** start **

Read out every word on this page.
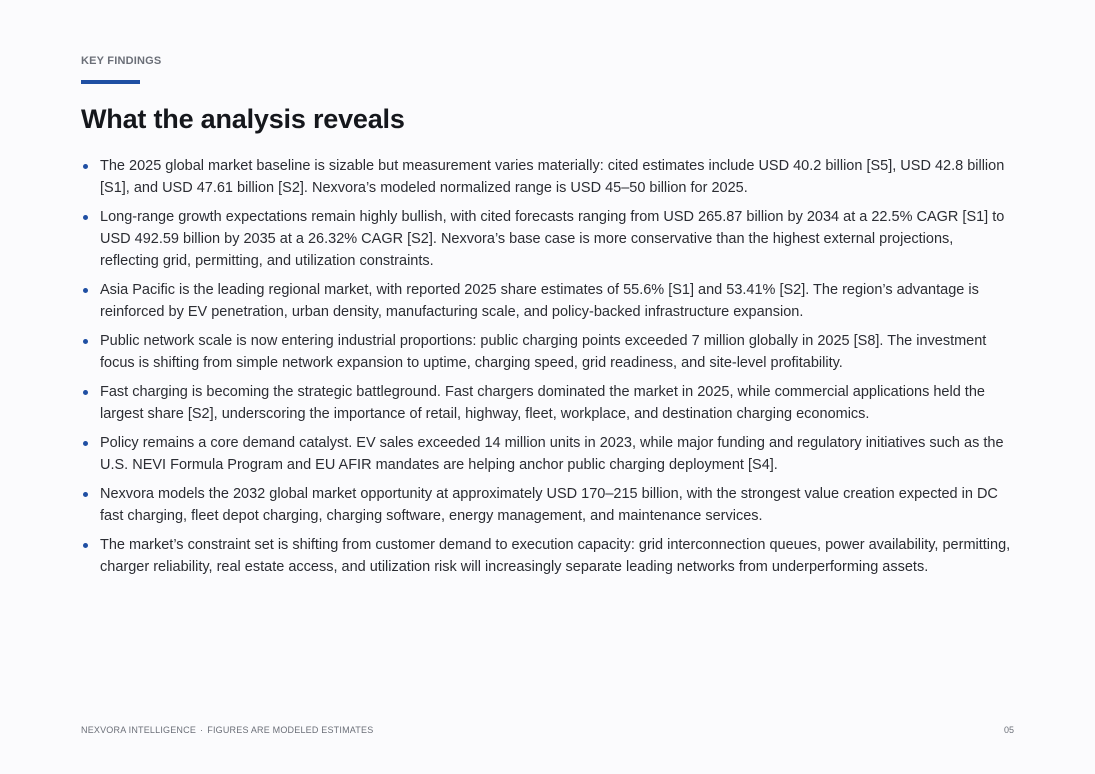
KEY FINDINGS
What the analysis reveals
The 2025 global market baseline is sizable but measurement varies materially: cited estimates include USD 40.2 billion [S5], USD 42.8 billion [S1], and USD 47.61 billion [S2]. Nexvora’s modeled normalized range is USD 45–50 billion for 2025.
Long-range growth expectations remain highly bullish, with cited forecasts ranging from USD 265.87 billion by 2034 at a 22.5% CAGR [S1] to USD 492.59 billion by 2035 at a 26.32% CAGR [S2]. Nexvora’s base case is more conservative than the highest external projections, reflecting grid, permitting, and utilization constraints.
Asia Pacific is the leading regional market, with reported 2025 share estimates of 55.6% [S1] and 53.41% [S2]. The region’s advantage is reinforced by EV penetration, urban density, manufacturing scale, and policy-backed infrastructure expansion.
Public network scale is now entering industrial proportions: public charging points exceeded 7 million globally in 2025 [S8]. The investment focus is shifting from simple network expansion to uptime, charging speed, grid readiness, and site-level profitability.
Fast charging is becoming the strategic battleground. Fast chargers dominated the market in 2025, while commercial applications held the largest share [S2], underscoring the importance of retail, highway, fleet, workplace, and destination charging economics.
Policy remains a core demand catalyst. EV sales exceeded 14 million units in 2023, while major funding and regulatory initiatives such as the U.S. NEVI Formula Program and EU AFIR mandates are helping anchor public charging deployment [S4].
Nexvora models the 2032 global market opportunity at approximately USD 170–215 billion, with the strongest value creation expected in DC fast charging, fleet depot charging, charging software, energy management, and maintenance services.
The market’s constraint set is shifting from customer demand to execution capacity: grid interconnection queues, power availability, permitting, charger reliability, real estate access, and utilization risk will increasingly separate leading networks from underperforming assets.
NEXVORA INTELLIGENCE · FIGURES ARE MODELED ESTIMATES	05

** end **

TASK PROMPT:
Check each line above for the string "grid", then copy the ones that have it.

RESPONSE FOR THIS EXERCISE:
Long-range growth expectations remain highly bullish, with cited forecasts ranging from USD 265.87 billion by 2034 at a 22.5% CAGR [S1] to USD 492.59 billion by 2035 at a 26.32% CAGR [S2]. Nexvora’s base case is more conservative than the highest external projections, reflecting grid, permitting, and utilization constraints.
Public network scale is now entering industrial proportions: public charging points exceeded 7 million globally in 2025 [S8]. The investment focus is shifting from simple network expansion to uptime, charging speed, grid readiness, and site-level profitability.
The market’s constraint set is shifting from customer demand to execution capacity: grid interconnection queues, power availability, permitting, charger reliability, real estate access, and utilization risk will increasingly separate leading networks from underperforming assets.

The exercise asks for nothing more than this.